> A run of records
>> begin

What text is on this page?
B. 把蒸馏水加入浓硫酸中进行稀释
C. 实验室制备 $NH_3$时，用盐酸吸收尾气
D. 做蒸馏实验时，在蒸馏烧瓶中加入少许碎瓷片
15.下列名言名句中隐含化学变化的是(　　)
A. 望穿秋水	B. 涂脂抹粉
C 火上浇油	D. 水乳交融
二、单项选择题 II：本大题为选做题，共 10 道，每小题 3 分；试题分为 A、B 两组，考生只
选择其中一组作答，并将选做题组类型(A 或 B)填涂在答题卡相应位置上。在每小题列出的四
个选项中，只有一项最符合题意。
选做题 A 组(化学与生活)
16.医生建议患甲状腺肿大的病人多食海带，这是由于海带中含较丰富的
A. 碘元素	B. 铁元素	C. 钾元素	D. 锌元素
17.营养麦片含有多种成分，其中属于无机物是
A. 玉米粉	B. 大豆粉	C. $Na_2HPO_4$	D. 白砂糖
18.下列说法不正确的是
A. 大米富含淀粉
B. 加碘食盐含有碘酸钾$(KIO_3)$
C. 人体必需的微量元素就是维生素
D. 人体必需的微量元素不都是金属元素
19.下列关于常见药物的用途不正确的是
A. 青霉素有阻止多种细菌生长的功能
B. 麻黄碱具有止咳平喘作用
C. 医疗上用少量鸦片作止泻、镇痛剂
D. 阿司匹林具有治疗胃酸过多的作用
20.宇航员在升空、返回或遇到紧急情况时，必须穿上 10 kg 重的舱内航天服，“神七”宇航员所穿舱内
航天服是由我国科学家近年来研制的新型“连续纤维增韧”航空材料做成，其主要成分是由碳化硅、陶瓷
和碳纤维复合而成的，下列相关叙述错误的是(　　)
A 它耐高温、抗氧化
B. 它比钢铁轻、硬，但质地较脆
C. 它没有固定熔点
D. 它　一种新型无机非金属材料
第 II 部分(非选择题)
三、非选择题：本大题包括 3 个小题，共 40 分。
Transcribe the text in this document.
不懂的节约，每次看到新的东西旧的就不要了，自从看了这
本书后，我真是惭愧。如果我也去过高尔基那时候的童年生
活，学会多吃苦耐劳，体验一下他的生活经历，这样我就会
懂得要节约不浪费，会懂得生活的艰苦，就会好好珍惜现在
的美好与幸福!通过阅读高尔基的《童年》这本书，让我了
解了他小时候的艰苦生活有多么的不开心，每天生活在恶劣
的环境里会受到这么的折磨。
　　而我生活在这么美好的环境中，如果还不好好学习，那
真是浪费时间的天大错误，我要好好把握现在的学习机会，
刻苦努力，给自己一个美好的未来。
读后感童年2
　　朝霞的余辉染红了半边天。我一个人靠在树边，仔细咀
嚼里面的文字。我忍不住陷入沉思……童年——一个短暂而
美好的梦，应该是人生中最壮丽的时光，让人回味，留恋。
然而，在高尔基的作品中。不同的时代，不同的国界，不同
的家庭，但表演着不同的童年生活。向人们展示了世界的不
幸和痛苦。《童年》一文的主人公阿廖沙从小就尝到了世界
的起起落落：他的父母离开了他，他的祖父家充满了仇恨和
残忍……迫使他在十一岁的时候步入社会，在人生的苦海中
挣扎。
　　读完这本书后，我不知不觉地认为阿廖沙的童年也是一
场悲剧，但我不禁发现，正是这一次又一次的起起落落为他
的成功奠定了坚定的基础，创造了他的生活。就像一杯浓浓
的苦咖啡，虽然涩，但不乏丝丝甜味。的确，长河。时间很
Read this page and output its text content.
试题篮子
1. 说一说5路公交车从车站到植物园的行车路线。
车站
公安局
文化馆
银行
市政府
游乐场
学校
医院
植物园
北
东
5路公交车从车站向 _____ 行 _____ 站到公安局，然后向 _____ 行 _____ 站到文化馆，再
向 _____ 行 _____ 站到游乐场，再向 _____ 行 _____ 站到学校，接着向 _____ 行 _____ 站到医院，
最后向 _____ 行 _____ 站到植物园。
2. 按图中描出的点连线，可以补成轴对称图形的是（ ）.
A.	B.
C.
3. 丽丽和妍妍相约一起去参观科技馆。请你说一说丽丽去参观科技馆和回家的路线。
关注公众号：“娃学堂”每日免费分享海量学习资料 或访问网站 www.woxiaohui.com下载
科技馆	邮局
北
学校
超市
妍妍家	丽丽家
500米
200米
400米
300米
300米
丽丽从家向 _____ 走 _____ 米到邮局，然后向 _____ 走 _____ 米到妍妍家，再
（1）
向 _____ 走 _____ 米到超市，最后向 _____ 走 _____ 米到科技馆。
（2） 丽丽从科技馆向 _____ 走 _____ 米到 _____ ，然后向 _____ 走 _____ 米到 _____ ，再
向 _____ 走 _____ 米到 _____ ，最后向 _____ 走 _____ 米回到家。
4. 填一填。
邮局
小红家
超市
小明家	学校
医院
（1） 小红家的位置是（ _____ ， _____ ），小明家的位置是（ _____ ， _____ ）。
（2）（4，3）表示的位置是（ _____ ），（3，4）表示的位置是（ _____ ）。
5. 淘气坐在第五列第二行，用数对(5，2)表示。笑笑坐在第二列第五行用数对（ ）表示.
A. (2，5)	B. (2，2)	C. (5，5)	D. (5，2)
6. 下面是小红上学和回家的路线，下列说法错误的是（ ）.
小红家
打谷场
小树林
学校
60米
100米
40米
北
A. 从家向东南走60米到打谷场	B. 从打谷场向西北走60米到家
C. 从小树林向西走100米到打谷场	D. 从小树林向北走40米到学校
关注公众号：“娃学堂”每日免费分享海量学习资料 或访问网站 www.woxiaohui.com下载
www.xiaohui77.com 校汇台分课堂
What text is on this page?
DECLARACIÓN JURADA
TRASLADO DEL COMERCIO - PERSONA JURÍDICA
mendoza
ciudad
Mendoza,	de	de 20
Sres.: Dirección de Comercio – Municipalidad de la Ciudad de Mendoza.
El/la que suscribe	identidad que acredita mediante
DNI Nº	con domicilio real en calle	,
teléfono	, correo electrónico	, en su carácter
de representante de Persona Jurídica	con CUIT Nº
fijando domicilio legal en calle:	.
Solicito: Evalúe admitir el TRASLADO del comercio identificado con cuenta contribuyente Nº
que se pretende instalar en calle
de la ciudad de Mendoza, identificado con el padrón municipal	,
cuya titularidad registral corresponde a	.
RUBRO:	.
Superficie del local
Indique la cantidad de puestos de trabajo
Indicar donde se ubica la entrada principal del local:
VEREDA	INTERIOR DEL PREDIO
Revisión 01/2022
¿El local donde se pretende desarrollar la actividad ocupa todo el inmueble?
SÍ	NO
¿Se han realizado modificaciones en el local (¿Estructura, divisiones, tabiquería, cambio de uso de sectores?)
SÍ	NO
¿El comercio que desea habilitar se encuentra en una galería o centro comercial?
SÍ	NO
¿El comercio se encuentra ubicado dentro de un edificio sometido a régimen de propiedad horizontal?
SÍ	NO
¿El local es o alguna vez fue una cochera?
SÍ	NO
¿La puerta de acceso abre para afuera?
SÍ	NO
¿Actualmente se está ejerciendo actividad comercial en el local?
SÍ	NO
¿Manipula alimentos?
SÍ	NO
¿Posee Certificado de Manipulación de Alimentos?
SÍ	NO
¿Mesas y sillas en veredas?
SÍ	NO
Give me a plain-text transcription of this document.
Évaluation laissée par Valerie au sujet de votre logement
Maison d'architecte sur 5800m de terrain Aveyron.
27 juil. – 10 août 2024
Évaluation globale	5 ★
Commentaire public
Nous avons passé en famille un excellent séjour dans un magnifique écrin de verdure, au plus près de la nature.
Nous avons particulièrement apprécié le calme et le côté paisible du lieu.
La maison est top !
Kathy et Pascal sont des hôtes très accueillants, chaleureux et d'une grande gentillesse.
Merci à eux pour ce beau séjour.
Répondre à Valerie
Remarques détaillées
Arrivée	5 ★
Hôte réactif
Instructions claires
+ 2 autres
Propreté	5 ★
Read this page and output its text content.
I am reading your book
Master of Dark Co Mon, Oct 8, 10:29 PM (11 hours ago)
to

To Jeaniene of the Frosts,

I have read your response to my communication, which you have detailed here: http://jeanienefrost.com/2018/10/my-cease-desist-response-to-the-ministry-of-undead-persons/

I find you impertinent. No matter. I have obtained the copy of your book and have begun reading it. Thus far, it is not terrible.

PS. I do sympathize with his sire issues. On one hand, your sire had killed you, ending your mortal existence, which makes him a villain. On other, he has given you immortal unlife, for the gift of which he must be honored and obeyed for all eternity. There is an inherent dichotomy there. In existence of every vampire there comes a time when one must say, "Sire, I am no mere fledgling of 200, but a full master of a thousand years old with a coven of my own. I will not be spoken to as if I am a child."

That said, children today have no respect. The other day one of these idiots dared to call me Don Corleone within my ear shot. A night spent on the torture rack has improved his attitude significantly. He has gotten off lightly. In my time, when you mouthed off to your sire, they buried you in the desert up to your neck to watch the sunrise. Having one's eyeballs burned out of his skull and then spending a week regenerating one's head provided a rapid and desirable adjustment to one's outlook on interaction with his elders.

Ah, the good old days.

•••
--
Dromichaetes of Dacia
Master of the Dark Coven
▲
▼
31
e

>> end

> Set task
Return every line holding the word "avons" from the records.

> Solution
Nous avons passé en famille un excellent séjour dans un magnifique écrin de verdure, au plus près de la nature.
Nous avons particulièrement apprécié le calme et le côté paisible du lieu.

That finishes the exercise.